# Job
Collect all lines below with the string "incapacity".

(Dataset records on visual material)

________________

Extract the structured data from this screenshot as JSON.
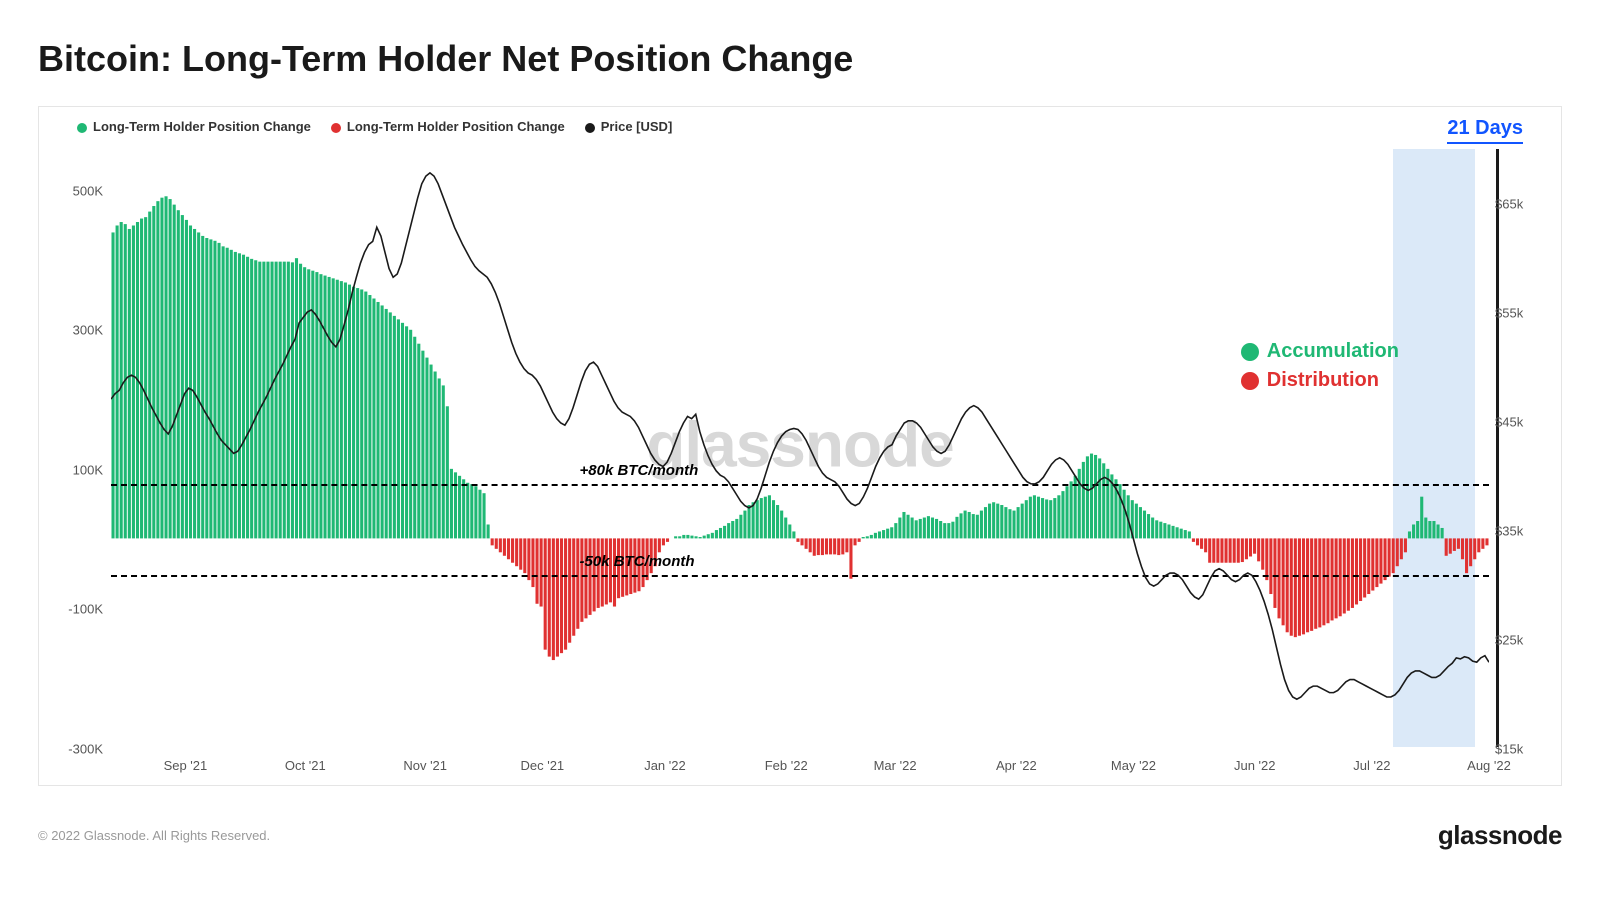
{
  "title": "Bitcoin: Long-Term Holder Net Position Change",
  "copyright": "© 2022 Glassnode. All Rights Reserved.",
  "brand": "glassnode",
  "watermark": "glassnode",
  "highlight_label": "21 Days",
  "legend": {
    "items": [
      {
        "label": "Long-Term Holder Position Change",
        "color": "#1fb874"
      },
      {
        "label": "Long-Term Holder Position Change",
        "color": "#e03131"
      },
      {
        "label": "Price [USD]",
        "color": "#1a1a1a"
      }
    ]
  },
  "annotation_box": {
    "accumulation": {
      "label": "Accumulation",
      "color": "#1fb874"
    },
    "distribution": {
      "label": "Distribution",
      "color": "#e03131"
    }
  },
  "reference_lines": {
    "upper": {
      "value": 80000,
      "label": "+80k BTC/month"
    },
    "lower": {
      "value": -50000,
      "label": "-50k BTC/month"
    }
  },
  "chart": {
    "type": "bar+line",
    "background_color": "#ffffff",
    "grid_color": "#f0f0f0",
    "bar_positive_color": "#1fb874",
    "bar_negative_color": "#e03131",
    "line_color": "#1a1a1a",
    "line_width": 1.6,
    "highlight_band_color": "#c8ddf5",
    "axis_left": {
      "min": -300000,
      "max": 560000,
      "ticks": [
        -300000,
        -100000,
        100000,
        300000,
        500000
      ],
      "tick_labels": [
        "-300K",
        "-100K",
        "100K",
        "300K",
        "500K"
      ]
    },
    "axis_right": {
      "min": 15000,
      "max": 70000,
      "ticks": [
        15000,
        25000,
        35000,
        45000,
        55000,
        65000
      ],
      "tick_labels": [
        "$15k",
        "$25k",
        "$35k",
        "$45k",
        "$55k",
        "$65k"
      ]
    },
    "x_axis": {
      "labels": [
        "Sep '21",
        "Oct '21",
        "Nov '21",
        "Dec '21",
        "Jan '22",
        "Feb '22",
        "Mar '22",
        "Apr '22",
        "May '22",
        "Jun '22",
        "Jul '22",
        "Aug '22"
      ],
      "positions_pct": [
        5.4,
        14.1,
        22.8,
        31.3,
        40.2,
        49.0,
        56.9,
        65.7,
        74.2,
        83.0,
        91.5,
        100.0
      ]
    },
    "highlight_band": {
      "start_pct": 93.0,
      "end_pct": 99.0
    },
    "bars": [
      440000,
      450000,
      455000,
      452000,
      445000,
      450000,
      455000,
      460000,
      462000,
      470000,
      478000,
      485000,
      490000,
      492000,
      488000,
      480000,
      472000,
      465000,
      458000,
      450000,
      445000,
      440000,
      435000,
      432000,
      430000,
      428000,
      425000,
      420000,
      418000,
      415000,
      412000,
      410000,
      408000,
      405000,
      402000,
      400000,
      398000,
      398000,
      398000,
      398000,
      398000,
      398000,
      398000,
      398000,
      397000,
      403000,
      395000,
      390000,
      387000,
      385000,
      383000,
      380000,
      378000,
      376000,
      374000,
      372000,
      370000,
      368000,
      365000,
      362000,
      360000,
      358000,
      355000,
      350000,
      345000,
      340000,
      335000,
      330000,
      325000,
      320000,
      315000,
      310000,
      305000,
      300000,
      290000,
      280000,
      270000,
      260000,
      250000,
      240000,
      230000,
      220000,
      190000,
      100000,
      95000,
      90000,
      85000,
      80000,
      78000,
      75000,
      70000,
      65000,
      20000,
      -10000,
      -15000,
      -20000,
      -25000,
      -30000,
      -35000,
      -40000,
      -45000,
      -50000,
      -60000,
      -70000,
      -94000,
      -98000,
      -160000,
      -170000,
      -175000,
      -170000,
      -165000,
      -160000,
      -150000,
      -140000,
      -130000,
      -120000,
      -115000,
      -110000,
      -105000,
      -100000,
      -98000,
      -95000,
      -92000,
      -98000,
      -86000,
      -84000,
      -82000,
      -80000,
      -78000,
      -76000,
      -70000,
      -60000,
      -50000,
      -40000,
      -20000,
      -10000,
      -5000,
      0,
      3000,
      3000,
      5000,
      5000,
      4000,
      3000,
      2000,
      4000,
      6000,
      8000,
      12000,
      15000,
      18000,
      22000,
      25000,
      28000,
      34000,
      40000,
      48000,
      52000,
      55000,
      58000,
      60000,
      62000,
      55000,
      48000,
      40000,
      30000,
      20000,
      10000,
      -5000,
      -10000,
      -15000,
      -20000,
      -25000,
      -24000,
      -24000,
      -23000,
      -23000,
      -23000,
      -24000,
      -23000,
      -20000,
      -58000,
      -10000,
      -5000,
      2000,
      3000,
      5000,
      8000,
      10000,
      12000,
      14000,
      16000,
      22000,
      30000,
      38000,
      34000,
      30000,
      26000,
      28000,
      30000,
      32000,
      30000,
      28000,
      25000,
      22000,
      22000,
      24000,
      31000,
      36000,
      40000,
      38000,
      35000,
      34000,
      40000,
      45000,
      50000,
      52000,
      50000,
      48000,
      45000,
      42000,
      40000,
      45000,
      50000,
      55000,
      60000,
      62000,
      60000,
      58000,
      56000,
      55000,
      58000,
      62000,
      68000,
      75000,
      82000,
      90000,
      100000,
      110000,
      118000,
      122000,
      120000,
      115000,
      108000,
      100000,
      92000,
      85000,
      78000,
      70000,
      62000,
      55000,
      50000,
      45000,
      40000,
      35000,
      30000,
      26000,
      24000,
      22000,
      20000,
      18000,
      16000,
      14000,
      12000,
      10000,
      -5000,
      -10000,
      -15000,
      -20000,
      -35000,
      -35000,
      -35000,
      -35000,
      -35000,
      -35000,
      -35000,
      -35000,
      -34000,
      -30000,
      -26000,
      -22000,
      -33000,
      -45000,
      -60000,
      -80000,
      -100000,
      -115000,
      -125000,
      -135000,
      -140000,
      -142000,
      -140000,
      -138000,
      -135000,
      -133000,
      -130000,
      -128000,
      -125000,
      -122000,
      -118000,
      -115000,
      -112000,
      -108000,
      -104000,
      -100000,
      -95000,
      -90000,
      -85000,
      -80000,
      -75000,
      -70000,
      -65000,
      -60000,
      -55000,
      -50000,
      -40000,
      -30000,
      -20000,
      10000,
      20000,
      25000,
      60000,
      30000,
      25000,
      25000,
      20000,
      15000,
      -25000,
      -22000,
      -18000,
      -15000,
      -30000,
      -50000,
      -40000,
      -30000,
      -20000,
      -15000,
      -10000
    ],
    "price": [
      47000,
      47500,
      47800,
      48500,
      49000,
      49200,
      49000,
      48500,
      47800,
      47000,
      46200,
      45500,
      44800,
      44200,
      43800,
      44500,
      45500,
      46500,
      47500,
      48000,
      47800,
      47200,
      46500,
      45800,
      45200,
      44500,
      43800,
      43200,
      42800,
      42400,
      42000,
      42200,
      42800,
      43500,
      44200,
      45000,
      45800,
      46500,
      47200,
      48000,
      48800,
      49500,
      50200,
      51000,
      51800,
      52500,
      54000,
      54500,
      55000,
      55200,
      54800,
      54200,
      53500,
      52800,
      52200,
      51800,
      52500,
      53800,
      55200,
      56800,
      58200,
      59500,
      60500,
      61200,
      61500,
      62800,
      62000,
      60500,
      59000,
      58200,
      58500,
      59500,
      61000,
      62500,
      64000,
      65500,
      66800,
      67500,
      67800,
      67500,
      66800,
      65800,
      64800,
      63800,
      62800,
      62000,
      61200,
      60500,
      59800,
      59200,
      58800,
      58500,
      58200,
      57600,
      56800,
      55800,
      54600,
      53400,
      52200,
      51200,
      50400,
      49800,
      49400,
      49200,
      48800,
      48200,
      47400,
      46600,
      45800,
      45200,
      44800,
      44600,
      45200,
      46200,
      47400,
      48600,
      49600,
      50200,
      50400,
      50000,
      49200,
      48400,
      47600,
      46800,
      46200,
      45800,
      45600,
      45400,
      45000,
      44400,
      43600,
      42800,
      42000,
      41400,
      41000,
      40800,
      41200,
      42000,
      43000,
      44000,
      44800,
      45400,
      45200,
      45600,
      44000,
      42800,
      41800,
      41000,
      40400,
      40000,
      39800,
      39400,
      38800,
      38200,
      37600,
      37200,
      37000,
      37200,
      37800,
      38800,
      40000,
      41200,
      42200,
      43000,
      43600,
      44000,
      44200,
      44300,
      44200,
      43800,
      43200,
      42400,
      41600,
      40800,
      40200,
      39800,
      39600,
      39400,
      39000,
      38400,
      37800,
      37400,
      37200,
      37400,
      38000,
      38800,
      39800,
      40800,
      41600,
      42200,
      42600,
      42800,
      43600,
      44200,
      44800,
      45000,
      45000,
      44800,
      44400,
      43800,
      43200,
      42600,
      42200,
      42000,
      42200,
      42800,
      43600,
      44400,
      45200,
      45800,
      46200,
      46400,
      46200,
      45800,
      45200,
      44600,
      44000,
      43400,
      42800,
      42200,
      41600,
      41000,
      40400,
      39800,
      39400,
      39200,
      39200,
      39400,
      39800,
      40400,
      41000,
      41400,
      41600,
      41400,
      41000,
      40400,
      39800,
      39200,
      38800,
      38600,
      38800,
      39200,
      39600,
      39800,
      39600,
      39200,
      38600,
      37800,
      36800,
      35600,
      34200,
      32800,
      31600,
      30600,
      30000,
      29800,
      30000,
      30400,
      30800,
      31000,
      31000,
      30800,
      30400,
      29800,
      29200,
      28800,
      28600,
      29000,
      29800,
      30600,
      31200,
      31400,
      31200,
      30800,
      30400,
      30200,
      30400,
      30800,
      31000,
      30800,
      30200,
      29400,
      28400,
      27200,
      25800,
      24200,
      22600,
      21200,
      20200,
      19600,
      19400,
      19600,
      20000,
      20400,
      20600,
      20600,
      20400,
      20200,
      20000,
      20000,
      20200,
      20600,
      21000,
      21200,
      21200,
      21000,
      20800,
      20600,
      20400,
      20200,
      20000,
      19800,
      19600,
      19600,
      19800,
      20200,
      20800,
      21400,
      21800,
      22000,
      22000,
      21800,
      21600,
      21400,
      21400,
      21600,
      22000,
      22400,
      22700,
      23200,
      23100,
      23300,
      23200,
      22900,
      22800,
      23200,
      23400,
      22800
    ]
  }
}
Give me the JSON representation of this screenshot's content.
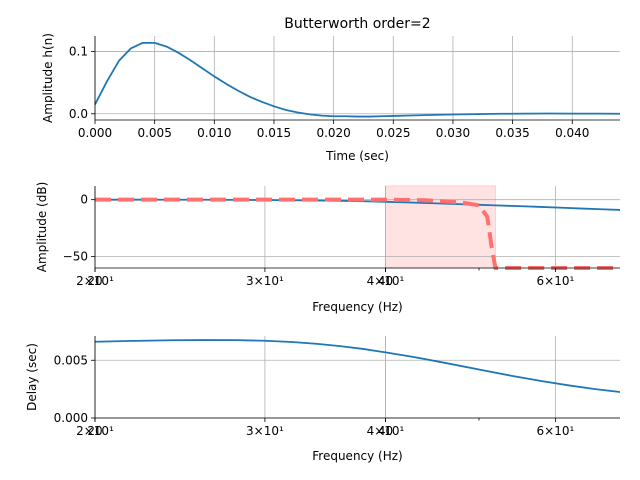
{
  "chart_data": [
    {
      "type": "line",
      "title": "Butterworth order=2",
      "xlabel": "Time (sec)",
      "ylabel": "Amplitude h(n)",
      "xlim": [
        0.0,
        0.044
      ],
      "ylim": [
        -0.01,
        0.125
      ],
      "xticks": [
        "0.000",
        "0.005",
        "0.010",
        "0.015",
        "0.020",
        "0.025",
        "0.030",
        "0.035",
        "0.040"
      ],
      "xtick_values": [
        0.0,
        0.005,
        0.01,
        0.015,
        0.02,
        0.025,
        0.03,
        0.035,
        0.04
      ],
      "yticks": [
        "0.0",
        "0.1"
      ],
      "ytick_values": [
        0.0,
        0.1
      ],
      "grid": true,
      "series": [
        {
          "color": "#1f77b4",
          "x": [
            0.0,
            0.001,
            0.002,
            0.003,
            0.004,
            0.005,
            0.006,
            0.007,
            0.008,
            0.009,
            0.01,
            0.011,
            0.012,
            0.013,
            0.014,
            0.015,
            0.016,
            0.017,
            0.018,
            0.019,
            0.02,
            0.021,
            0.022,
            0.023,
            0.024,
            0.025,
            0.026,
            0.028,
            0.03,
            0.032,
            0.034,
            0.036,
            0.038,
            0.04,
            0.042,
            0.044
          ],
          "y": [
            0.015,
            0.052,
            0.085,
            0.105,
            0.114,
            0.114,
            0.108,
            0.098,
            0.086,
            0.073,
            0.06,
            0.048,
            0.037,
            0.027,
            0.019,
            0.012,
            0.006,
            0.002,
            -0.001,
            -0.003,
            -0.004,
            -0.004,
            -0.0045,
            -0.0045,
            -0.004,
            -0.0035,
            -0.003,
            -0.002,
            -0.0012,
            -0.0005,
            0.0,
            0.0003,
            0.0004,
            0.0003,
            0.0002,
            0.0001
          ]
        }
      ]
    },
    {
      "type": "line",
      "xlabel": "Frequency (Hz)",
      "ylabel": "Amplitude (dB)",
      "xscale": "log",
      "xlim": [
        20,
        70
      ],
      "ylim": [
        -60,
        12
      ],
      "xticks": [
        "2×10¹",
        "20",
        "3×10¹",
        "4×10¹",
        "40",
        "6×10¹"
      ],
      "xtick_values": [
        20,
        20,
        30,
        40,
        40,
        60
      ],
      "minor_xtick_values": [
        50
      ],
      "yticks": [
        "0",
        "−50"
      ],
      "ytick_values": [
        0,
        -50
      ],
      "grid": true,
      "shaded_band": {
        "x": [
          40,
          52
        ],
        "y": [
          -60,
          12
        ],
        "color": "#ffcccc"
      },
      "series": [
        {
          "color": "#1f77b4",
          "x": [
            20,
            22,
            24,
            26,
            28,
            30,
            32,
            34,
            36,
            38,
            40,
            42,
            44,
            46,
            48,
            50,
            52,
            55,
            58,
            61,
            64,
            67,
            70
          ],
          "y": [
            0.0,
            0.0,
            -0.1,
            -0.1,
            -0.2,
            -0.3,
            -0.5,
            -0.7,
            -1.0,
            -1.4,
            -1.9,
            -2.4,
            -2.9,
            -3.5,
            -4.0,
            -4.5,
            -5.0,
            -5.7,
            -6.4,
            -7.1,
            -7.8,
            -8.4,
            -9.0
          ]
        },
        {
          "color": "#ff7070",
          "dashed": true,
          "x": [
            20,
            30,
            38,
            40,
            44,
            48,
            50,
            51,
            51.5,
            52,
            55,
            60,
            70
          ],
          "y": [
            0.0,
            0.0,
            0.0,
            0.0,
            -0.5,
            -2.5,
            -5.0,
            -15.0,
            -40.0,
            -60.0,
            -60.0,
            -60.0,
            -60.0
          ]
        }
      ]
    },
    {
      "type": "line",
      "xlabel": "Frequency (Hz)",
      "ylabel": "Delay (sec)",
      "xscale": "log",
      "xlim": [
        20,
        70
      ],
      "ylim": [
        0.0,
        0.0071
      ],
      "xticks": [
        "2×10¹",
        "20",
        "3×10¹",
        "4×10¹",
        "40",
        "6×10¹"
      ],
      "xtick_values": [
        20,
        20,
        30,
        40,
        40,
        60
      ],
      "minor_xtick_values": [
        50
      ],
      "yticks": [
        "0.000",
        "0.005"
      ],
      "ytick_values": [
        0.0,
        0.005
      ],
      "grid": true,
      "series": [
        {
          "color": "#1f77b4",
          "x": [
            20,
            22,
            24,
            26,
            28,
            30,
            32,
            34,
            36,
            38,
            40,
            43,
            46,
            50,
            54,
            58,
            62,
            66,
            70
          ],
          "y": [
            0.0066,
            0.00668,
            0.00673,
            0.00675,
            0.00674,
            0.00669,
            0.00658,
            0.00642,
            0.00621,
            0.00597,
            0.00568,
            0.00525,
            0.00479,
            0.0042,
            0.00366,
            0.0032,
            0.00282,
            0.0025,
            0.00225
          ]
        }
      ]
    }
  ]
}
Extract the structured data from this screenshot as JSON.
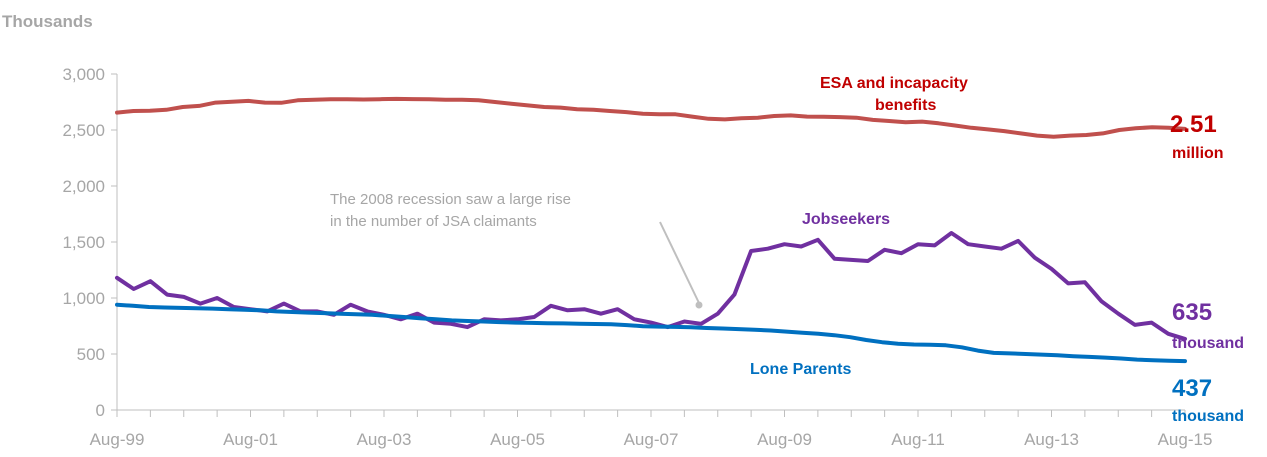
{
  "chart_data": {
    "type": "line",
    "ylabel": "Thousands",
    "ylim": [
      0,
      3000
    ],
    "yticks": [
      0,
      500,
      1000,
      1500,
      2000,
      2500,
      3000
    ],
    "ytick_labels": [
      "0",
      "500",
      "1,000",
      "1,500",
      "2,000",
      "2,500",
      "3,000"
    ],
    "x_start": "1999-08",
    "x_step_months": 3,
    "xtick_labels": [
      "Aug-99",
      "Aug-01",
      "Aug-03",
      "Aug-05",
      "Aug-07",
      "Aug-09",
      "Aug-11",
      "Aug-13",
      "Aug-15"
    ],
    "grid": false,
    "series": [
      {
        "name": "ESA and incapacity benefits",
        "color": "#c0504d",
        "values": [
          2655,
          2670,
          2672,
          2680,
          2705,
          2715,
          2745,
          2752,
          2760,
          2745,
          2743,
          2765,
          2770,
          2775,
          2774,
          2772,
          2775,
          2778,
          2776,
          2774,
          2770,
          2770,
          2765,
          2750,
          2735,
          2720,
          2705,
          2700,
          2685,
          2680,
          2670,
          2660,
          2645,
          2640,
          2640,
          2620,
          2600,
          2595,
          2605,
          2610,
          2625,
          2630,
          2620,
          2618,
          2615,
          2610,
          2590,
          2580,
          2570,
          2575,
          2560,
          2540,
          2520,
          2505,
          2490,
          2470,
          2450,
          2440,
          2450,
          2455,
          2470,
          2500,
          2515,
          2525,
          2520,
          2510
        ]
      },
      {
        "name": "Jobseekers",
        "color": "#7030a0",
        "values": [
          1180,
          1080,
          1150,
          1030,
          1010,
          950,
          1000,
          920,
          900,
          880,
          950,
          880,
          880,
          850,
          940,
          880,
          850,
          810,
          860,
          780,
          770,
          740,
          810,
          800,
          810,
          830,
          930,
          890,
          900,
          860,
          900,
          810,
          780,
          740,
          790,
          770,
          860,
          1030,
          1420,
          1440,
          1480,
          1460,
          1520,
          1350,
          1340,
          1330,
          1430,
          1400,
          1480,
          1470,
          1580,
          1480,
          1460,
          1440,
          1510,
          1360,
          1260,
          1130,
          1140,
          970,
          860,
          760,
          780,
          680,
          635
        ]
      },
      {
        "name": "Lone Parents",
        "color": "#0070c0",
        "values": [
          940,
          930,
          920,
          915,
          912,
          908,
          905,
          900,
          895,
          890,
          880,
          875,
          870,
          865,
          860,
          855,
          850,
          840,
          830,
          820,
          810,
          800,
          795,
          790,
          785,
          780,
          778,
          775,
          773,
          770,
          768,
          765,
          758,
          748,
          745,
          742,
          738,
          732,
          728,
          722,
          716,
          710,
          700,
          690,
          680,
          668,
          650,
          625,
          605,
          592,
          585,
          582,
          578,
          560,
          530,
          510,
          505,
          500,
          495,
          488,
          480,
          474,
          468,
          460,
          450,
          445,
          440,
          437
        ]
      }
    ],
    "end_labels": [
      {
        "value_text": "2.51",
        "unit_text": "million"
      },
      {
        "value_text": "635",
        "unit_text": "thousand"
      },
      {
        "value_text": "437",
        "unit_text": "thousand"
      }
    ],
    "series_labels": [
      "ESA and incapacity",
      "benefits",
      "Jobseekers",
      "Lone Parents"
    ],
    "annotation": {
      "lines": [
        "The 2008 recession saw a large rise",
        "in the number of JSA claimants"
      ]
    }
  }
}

________________

# Solved exercise
        "name": "ESA and incapacity benefits",
      "ESA and incapacity",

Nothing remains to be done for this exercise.